Exercise description ::
Skip every image and restate the data word for word.

* START Task data *

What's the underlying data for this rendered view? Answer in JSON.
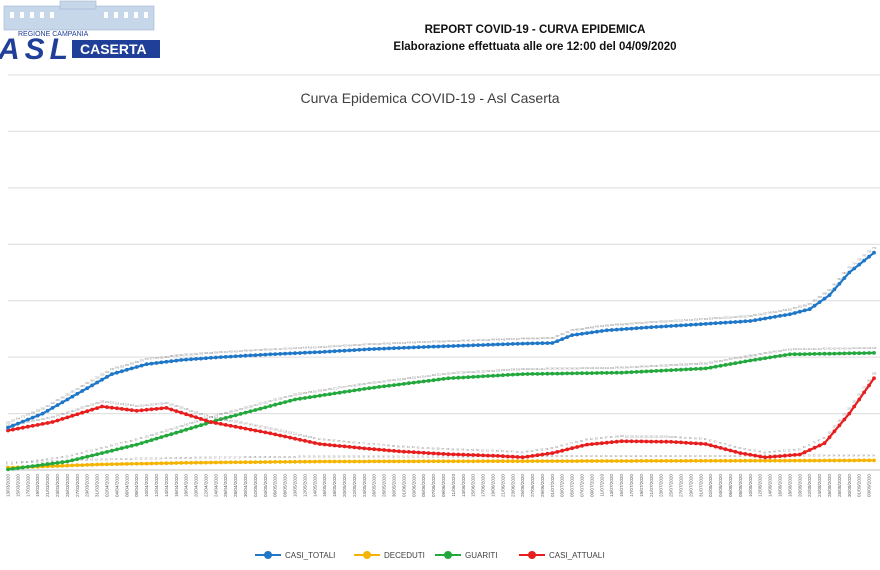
{
  "header": {
    "logo": {
      "region_text": "REGIONE CAMPANIA",
      "brand": "ASL",
      "city": "CASERTA",
      "colors": {
        "blue": "#1f3f99",
        "sky": "#8fb7e6"
      }
    },
    "report_title": "REPORT COVID-19 - CURVA EPIDEMICA",
    "report_subtitle": "Elaborazione effettuata alle ore 12:00 del 04/09/2020"
  },
  "chart_data": {
    "type": "line",
    "title": "Curva Epidemica COVID-19 - Asl Caserta",
    "xlabel": "",
    "ylabel": "",
    "x_start": "13/03/2020",
    "x_end": "04/09/2020",
    "tick_label_step_days": 2,
    "ylim": [
      0,
      1400
    ],
    "gridlines": [
      200,
      400,
      600,
      800,
      1000,
      1200,
      1400
    ],
    "y_tick_labels_visible": false,
    "data_labels_visible": true,
    "legend_position": "bottom",
    "series": [
      {
        "name": "CASI_TOTALI",
        "color": "#1f77c8",
        "points": [
          [
            "13/03/2020",
            150
          ],
          [
            "20/03/2020",
            200
          ],
          [
            "27/03/2020",
            270
          ],
          [
            "03/04/2020",
            340
          ],
          [
            "10/04/2020",
            375
          ],
          [
            "17/04/2020",
            390
          ],
          [
            "25/04/2020",
            400
          ],
          [
            "05/05/2020",
            410
          ],
          [
            "15/05/2020",
            418
          ],
          [
            "25/05/2020",
            428
          ],
          [
            "05/06/2020",
            436
          ],
          [
            "15/06/2020",
            442
          ],
          [
            "25/06/2020",
            448
          ],
          [
            "01/07/2020",
            450
          ],
          [
            "05/07/2020",
            478
          ],
          [
            "12/07/2020",
            495
          ],
          [
            "20/07/2020",
            505
          ],
          [
            "01/08/2020",
            518
          ],
          [
            "10/08/2020",
            528
          ],
          [
            "18/08/2020",
            552
          ],
          [
            "22/08/2020",
            570
          ],
          [
            "26/08/2020",
            620
          ],
          [
            "30/08/2020",
            700
          ],
          [
            "04/09/2020",
            770
          ]
        ]
      },
      {
        "name": "DECEDUTI",
        "color": "#f5b400",
        "points": [
          [
            "13/03/2020",
            8
          ],
          [
            "01/04/2020",
            20
          ],
          [
            "20/04/2020",
            26
          ],
          [
            "15/05/2020",
            30
          ],
          [
            "15/06/2020",
            31
          ],
          [
            "15/07/2020",
            32
          ],
          [
            "15/08/2020",
            33
          ],
          [
            "04/09/2020",
            34
          ]
        ]
      },
      {
        "name": "GUARITI",
        "color": "#22a83c",
        "points": [
          [
            "13/03/2020",
            2
          ],
          [
            "25/03/2020",
            30
          ],
          [
            "08/04/2020",
            90
          ],
          [
            "25/04/2020",
            180
          ],
          [
            "10/05/2020",
            250
          ],
          [
            "25/05/2020",
            290
          ],
          [
            "10/06/2020",
            325
          ],
          [
            "25/06/2020",
            340
          ],
          [
            "15/07/2020",
            345
          ],
          [
            "01/08/2020",
            360
          ],
          [
            "10/08/2020",
            388
          ],
          [
            "18/08/2020",
            410
          ],
          [
            "04/09/2020",
            415
          ]
        ]
      },
      {
        "name": "CASI_ATTUALI",
        "color": "#e81d1d",
        "points": [
          [
            "13/03/2020",
            140
          ],
          [
            "22/03/2020",
            170
          ],
          [
            "01/04/2020",
            225
          ],
          [
            "08/04/2020",
            210
          ],
          [
            "14/04/2020",
            220
          ],
          [
            "23/04/2020",
            170
          ],
          [
            "05/05/2020",
            130
          ],
          [
            "15/05/2020",
            92
          ],
          [
            "25/05/2020",
            75
          ],
          [
            "01/06/2020",
            65
          ],
          [
            "10/06/2020",
            56
          ],
          [
            "20/06/2020",
            50
          ],
          [
            "25/06/2020",
            45
          ],
          [
            "01/07/2020",
            60
          ],
          [
            "08/07/2020",
            90
          ],
          [
            "15/07/2020",
            102
          ],
          [
            "25/07/2020",
            100
          ],
          [
            "01/08/2020",
            92
          ],
          [
            "08/08/2020",
            60
          ],
          [
            "13/08/2020",
            45
          ],
          [
            "20/08/2020",
            55
          ],
          [
            "25/08/2020",
            95
          ],
          [
            "30/08/2020",
            200
          ],
          [
            "04/09/2020",
            325
          ]
        ]
      }
    ]
  }
}
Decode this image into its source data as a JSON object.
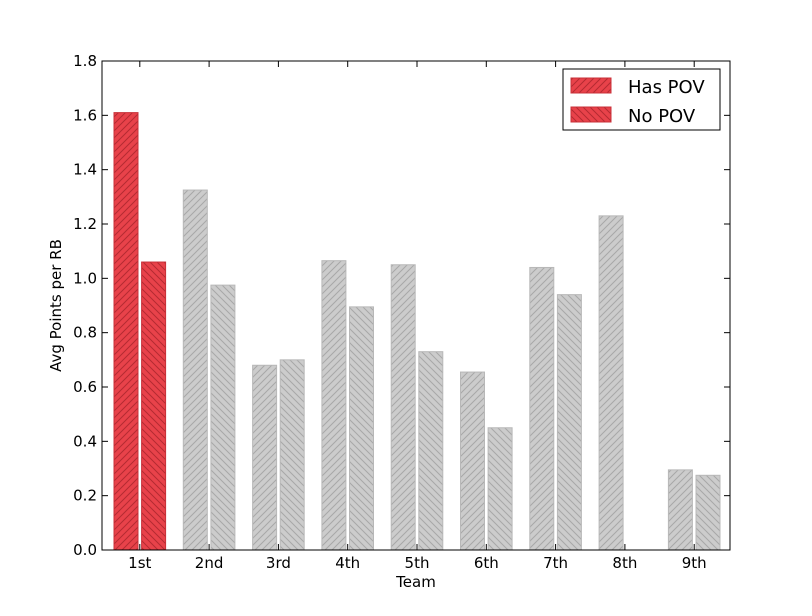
{
  "chart_data": {
    "type": "bar",
    "title": "",
    "xlabel": "Team",
    "ylabel": "Avg Points per RB",
    "ylim": [
      0,
      1.8
    ],
    "yticks": [
      "0.0",
      "0.2",
      "0.4",
      "0.6",
      "0.8",
      "1.0",
      "1.2",
      "1.4",
      "1.6",
      "1.8"
    ],
    "categories": [
      "1st",
      "2nd",
      "3rd",
      "4th",
      "5th",
      "6th",
      "7th",
      "8th",
      "9th"
    ],
    "highlighted_category": "1st",
    "series": [
      {
        "name": "Has POV",
        "values": [
          1.61,
          1.325,
          0.68,
          1.065,
          1.05,
          0.655,
          1.04,
          1.23,
          0.295
        ]
      },
      {
        "name": "No POV",
        "values": [
          1.06,
          0.975,
          0.7,
          0.895,
          0.73,
          0.45,
          0.94,
          null,
          0.275
        ]
      }
    ],
    "legend_position": "top-right",
    "grid": false,
    "colors": {
      "highlight_fill": "#e8424a",
      "highlight_edge": "#c83038",
      "highlight_hatch": "#b52a31",
      "default_fill": "#cccccc",
      "default_edge": "#b8b8b8",
      "default_hatch": "#a8a8a8"
    }
  }
}
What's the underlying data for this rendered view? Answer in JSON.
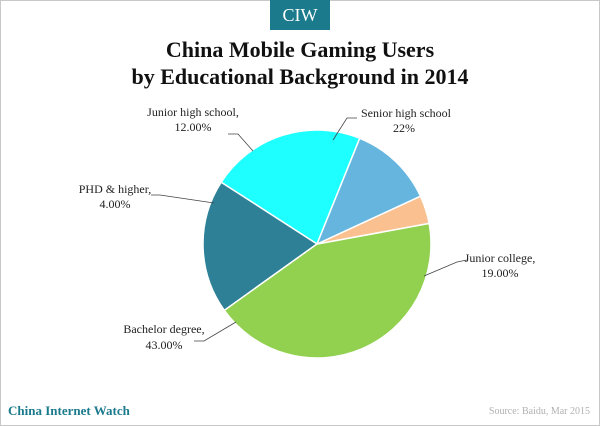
{
  "brand": {
    "badge": "CIW",
    "footer": "China Internet Watch"
  },
  "source": "Source: Baidu, Mar 2015",
  "chart_data": {
    "type": "pie",
    "title_line1": "China Mobile Gaming Users",
    "title_line2": "by Educational Background in 2014",
    "slices": [
      {
        "name": "Senior high  school",
        "value": 22,
        "label_value": "22%",
        "color": "#1effff"
      },
      {
        "name": "Junior college,",
        "value": 19,
        "label_value": "19.00%",
        "color": "#2e8096"
      },
      {
        "name": "Bachelor degree,",
        "value": 43,
        "label_value": "43.00%",
        "color": "#92d050"
      },
      {
        "name": "PHD & higher,",
        "value": 4,
        "label_value": "4.00%",
        "color": "#fac090"
      },
      {
        "name": "Junior high school,",
        "value": 12,
        "label_value": "12.00%",
        "color": "#65b5de"
      }
    ]
  }
}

* END Task data *

Exercise result ::
What's the underlying data for this rendered view? Answer in JSON.
{
  "header": {
    "logo": {
      "region_text": "REGIONE CAMPANIA",
      "brand": "ASL",
      "city": "CASERTA",
      "colors": {
        "blue": "#1f3f99",
        "sky": "#8fb7e6"
      }
    },
    "report_title": "REPORT COVID-19 - CURVA EPIDEMICA",
    "report_subtitle": "Elaborazione effettuata alle ore 12:00 del 04/09/2020"
  },
  "chart_data": {
    "type": "line",
    "title": "Curva Epidemica COVID-19 - Asl Caserta",
    "xlabel": "",
    "ylabel": "",
    "x_start": "13/03/2020",
    "x_end": "04/09/2020",
    "tick_label_step_days": 2,
    "ylim": [
      0,
      1400
    ],
    "gridlines": [
      200,
      400,
      600,
      800,
      1000,
      1200,
      1400
    ],
    "y_tick_labels_visible": false,
    "data_labels_visible": true,
    "legend_position": "bottom",
    "series": [
      {
        "name": "CASI_TOTALI",
        "color": "#1f77c8",
        "points": [
          [
            "13/03/2020",
            150
          ],
          [
            "20/03/2020",
            200
          ],
          [
            "27/03/2020",
            270
          ],
          [
            "03/04/2020",
            340
          ],
          [
            "10/04/2020",
            375
          ],
          [
            "17/04/2020",
            390
          ],
          [
            "25/04/2020",
            400
          ],
          [
            "05/05/2020",
            410
          ],
          [
            "15/05/2020",
            418
          ],
          [
            "25/05/2020",
            428
          ],
          [
            "05/06/2020",
            436
          ],
          [
            "15/06/2020",
            442
          ],
          [
            "25/06/2020",
            448
          ],
          [
            "01/07/2020",
            450
          ],
          [
            "05/07/2020",
            478
          ],
          [
            "12/07/2020",
            495
          ],
          [
            "20/07/2020",
            505
          ],
          [
            "01/08/2020",
            518
          ],
          [
            "10/08/2020",
            528
          ],
          [
            "18/08/2020",
            552
          ],
          [
            "22/08/2020",
            570
          ],
          [
            "26/08/2020",
            620
          ],
          [
            "30/08/2020",
            700
          ],
          [
            "04/09/2020",
            770
          ]
        ]
      },
      {
        "name": "DECEDUTI",
        "color": "#f5b400",
        "points": [
          [
            "13/03/2020",
            8
          ],
          [
            "01/04/2020",
            20
          ],
          [
            "20/04/2020",
            26
          ],
          [
            "15/05/2020",
            30
          ],
          [
            "15/06/2020",
            31
          ],
          [
            "15/07/2020",
            32
          ],
          [
            "15/08/2020",
            33
          ],
          [
            "04/09/2020",
            34
          ]
        ]
      },
      {
        "name": "GUARITI",
        "color": "#22a83c",
        "points": [
          [
            "13/03/2020",
            2
          ],
          [
            "25/03/2020",
            30
          ],
          [
            "08/04/2020",
            90
          ],
          [
            "25/04/2020",
            180
          ],
          [
            "10/05/2020",
            250
          ],
          [
            "25/05/2020",
            290
          ],
          [
            "10/06/2020",
            325
          ],
          [
            "25/06/2020",
            340
          ],
          [
            "15/07/2020",
            345
          ],
          [
            "01/08/2020",
            360
          ],
          [
            "10/08/2020",
            388
          ],
          [
            "18/08/2020",
            410
          ],
          [
            "04/09/2020",
            415
          ]
        ]
      },
      {
        "name": "CASI_ATTUALI",
        "color": "#e81d1d",
        "points": [
          [
            "13/03/2020",
            140
          ],
          [
            "22/03/2020",
            170
          ],
          [
            "01/04/2020",
            225
          ],
          [
            "08/04/2020",
            210
          ],
          [
            "14/04/2020",
            220
          ],
          [
            "23/04/2020",
            170
          ],
          [
            "05/05/2020",
            130
          ],
          [
            "15/05/2020",
            92
          ],
          [
            "25/05/2020",
            75
          ],
          [
            "01/06/2020",
            65
          ],
          [
            "10/06/2020",
            56
          ],
          [
            "20/06/2020",
            50
          ],
          [
            "25/06/2020",
            45
          ],
          [
            "01/07/2020",
            60
          ],
          [
            "08/07/2020",
            90
          ],
          [
            "15/07/2020",
            102
          ],
          [
            "25/07/2020",
            100
          ],
          [
            "01/08/2020",
            92
          ],
          [
            "08/08/2020",
            60
          ],
          [
            "13/08/2020",
            45
          ],
          [
            "20/08/2020",
            55
          ],
          [
            "25/08/2020",
            95
          ],
          [
            "30/08/2020",
            200
          ],
          [
            "04/09/2020",
            325
          ]
        ]
      }
    ]
  }
}
Decode this image into its source data as a JSON object.
{
  "chart_data": {
    "type": "bar",
    "title": "",
    "xlabel": "Team",
    "ylabel": "Avg Points per RB",
    "ylim": [
      0,
      1.8
    ],
    "yticks": [
      "0.0",
      "0.2",
      "0.4",
      "0.6",
      "0.8",
      "1.0",
      "1.2",
      "1.4",
      "1.6",
      "1.8"
    ],
    "categories": [
      "1st",
      "2nd",
      "3rd",
      "4th",
      "5th",
      "6th",
      "7th",
      "8th",
      "9th"
    ],
    "highlighted_category": "1st",
    "series": [
      {
        "name": "Has POV",
        "values": [
          1.61,
          1.325,
          0.68,
          1.065,
          1.05,
          0.655,
          1.04,
          1.23,
          0.295
        ]
      },
      {
        "name": "No POV",
        "values": [
          1.06,
          0.975,
          0.7,
          0.895,
          0.73,
          0.45,
          0.94,
          null,
          0.275
        ]
      }
    ],
    "legend_position": "top-right",
    "grid": false,
    "colors": {
      "highlight_fill": "#e8424a",
      "highlight_edge": "#c83038",
      "highlight_hatch": "#b52a31",
      "default_fill": "#cccccc",
      "default_edge": "#b8b8b8",
      "default_hatch": "#a8a8a8"
    }
  }
}
What's the underlying data for this rendered view? Answer in JSON.
{
  "brand": {
    "badge": "CIW",
    "footer": "China Internet Watch"
  },
  "source": "Source: Baidu, Mar 2015",
  "chart_data": {
    "type": "pie",
    "title_line1": "China Mobile Gaming Users",
    "title_line2": "by Educational Background in 2014",
    "slices": [
      {
        "name": "Senior high  school",
        "value": 22,
        "label_value": "22%",
        "color": "#1effff"
      },
      {
        "name": "Junior college,",
        "value": 19,
        "label_value": "19.00%",
        "color": "#2e8096"
      },
      {
        "name": "Bachelor degree,",
        "value": 43,
        "label_value": "43.00%",
        "color": "#92d050"
      },
      {
        "name": "PHD & higher,",
        "value": 4,
        "label_value": "4.00%",
        "color": "#fac090"
      },
      {
        "name": "Junior high school,",
        "value": 12,
        "label_value": "12.00%",
        "color": "#65b5de"
      }
    ]
  }
}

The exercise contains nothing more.